▶ [WHAT TO PRODUCE]
The task calls for each record to be given again unchanged, minus any pictures.

━━━ EXERCISE INPUT ━━━

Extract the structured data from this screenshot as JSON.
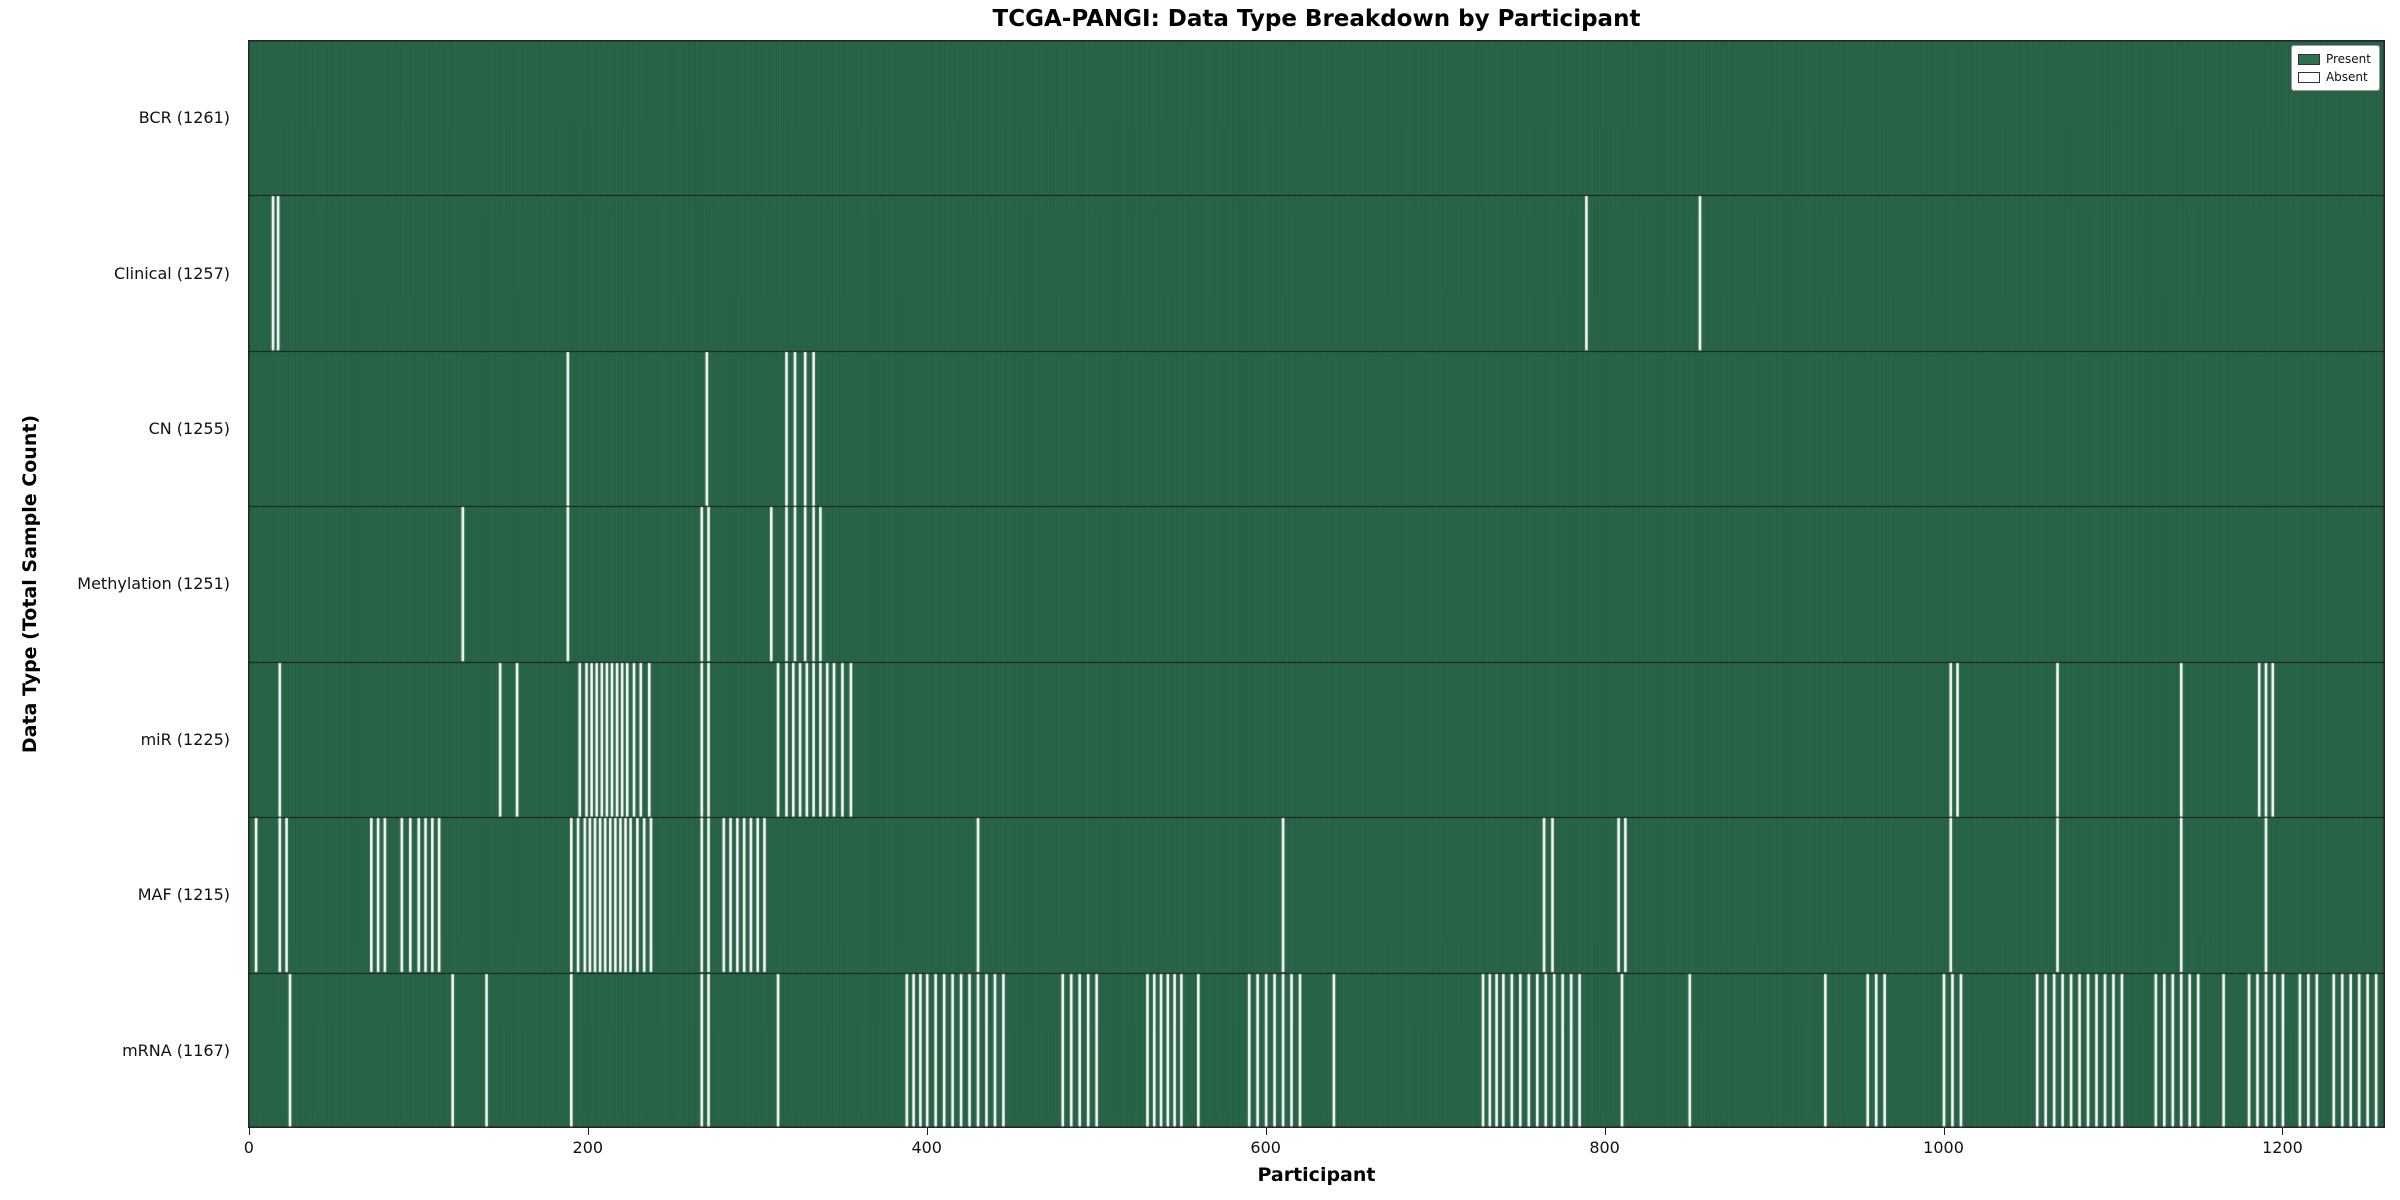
{
  "chart_data": {
    "type": "heatmap",
    "title": "TCGA-PANGI: Data Type Breakdown by Participant",
    "xlabel": "Participant",
    "ylabel": "Data Type (Total Sample Count)",
    "n_participants": 1261,
    "x_range": [
      0,
      1260
    ],
    "x_ticks": [
      0,
      200,
      400,
      600,
      800,
      1000,
      1200
    ],
    "grid": false,
    "legend_position": "upper right",
    "legend": [
      {
        "label": "Present",
        "color": "#2f7050"
      },
      {
        "label": "Absent",
        "color": "#ffffff"
      }
    ],
    "colors": {
      "present": "#2f7050",
      "absent": "#ffffff",
      "edge": "rgba(10,35,22,0.55)",
      "separator": "#1a1a1a",
      "spine": "#222222"
    },
    "rows": [
      {
        "label": "BCR (1261)",
        "name": "BCR",
        "count": 1261,
        "absent": []
      },
      {
        "label": "Clinical (1257)",
        "name": "Clinical",
        "count": 1257,
        "absent": [
          14,
          17,
          789,
          856
        ]
      },
      {
        "label": "CN (1255)",
        "name": "CN",
        "count": 1255,
        "absent": [
          188,
          270,
          317,
          322,
          328,
          333
        ]
      },
      {
        "label": "Methylation (1251)",
        "name": "Methylation",
        "count": 1251,
        "absent": [
          126,
          188,
          267,
          271,
          308,
          317,
          322,
          328,
          333,
          337
        ]
      },
      {
        "label": "miR (1225)",
        "name": "miR",
        "count": 1225,
        "absent": [
          18,
          148,
          158,
          195,
          199,
          202,
          205,
          208,
          211,
          214,
          217,
          220,
          223,
          227,
          231,
          236,
          267,
          271,
          312,
          317,
          321,
          325,
          329,
          333,
          337,
          341,
          345,
          350,
          355,
          1004,
          1008,
          1067,
          1140,
          1186,
          1190,
          1194
        ]
      },
      {
        "label": "MAF (1215)",
        "name": "MAF",
        "count": 1215,
        "absent": [
          4,
          18,
          22,
          72,
          76,
          80,
          90,
          95,
          100,
          104,
          108,
          112,
          190,
          194,
          198,
          201,
          204,
          207,
          210,
          213,
          216,
          219,
          222,
          225,
          229,
          233,
          237,
          267,
          271,
          280,
          284,
          288,
          292,
          296,
          300,
          304,
          430,
          610,
          764,
          769,
          808,
          812,
          1004,
          1067,
          1140,
          1190
        ]
      },
      {
        "label": "mRNA (1167)",
        "name": "mRNA",
        "count": 1167,
        "absent": [
          24,
          120,
          140,
          190,
          267,
          271,
          312,
          388,
          392,
          396,
          400,
          405,
          410,
          415,
          420,
          425,
          430,
          435,
          440,
          445,
          480,
          485,
          490,
          495,
          500,
          530,
          534,
          538,
          542,
          546,
          550,
          560,
          590,
          595,
          600,
          605,
          610,
          615,
          620,
          640,
          728,
          732,
          736,
          740,
          745,
          750,
          755,
          760,
          765,
          770,
          775,
          780,
          785,
          810,
          850,
          930,
          955,
          960,
          965,
          1000,
          1005,
          1010,
          1055,
          1060,
          1065,
          1070,
          1075,
          1080,
          1085,
          1090,
          1095,
          1100,
          1105,
          1125,
          1130,
          1135,
          1140,
          1145,
          1150,
          1165,
          1180,
          1185,
          1190,
          1195,
          1200,
          1210,
          1215,
          1220,
          1230,
          1235,
          1240,
          1245,
          1250,
          1255
        ]
      }
    ]
  }
}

━━━

▶ [REPLY TO THE TASK]
Extract the structured data from this screenshot as JSON.
{
  "chart_data": {
    "type": "heatmap",
    "title": "TCGA-PANGI: Data Type Breakdown by Participant",
    "xlabel": "Participant",
    "ylabel": "Data Type (Total Sample Count)",
    "n_participants": 1261,
    "x_range": [
      0,
      1260
    ],
    "x_ticks": [
      0,
      200,
      400,
      600,
      800,
      1000,
      1200
    ],
    "grid": false,
    "legend_position": "upper right",
    "legend": [
      {
        "label": "Present",
        "color": "#2f7050"
      },
      {
        "label": "Absent",
        "color": "#ffffff"
      }
    ],
    "colors": {
      "present": "#2f7050",
      "absent": "#ffffff",
      "edge": "rgba(10,35,22,0.55)",
      "separator": "#1a1a1a",
      "spine": "#222222"
    },
    "rows": [
      {
        "label": "BCR (1261)",
        "name": "BCR",
        "count": 1261,
        "absent": []
      },
      {
        "label": "Clinical (1257)",
        "name": "Clinical",
        "count": 1257,
        "absent": [
          14,
          17,
          789,
          856
        ]
      },
      {
        "label": "CN (1255)",
        "name": "CN",
        "count": 1255,
        "absent": [
          188,
          270,
          317,
          322,
          328,
          333
        ]
      },
      {
        "label": "Methylation (1251)",
        "name": "Methylation",
        "count": 1251,
        "absent": [
          126,
          188,
          267,
          271,
          308,
          317,
          322,
          328,
          333,
          337
        ]
      },
      {
        "label": "miR (1225)",
        "name": "miR",
        "count": 1225,
        "absent": [
          18,
          148,
          158,
          195,
          199,
          202,
          205,
          208,
          211,
          214,
          217,
          220,
          223,
          227,
          231,
          236,
          267,
          271,
          312,
          317,
          321,
          325,
          329,
          333,
          337,
          341,
          345,
          350,
          355,
          1004,
          1008,
          1067,
          1140,
          1186,
          1190,
          1194
        ]
      },
      {
        "label": "MAF (1215)",
        "name": "MAF",
        "count": 1215,
        "absent": [
          4,
          18,
          22,
          72,
          76,
          80,
          90,
          95,
          100,
          104,
          108,
          112,
          190,
          194,
          198,
          201,
          204,
          207,
          210,
          213,
          216,
          219,
          222,
          225,
          229,
          233,
          237,
          267,
          271,
          280,
          284,
          288,
          292,
          296,
          300,
          304,
          430,
          610,
          764,
          769,
          808,
          812,
          1004,
          1067,
          1140,
          1190
        ]
      },
      {
        "label": "mRNA (1167)",
        "name": "mRNA",
        "count": 1167,
        "absent": [
          24,
          120,
          140,
          190,
          267,
          271,
          312,
          388,
          392,
          396,
          400,
          405,
          410,
          415,
          420,
          425,
          430,
          435,
          440,
          445,
          480,
          485,
          490,
          495,
          500,
          530,
          534,
          538,
          542,
          546,
          550,
          560,
          590,
          595,
          600,
          605,
          610,
          615,
          620,
          640,
          728,
          732,
          736,
          740,
          745,
          750,
          755,
          760,
          765,
          770,
          775,
          780,
          785,
          810,
          850,
          930,
          955,
          960,
          965,
          1000,
          1005,
          1010,
          1055,
          1060,
          1065,
          1070,
          1075,
          1080,
          1085,
          1090,
          1095,
          1100,
          1105,
          1125,
          1130,
          1135,
          1140,
          1145,
          1150,
          1165,
          1180,
          1185,
          1190,
          1195,
          1200,
          1210,
          1215,
          1220,
          1230,
          1235,
          1240,
          1245,
          1250,
          1255
        ]
      }
    ]
  }
}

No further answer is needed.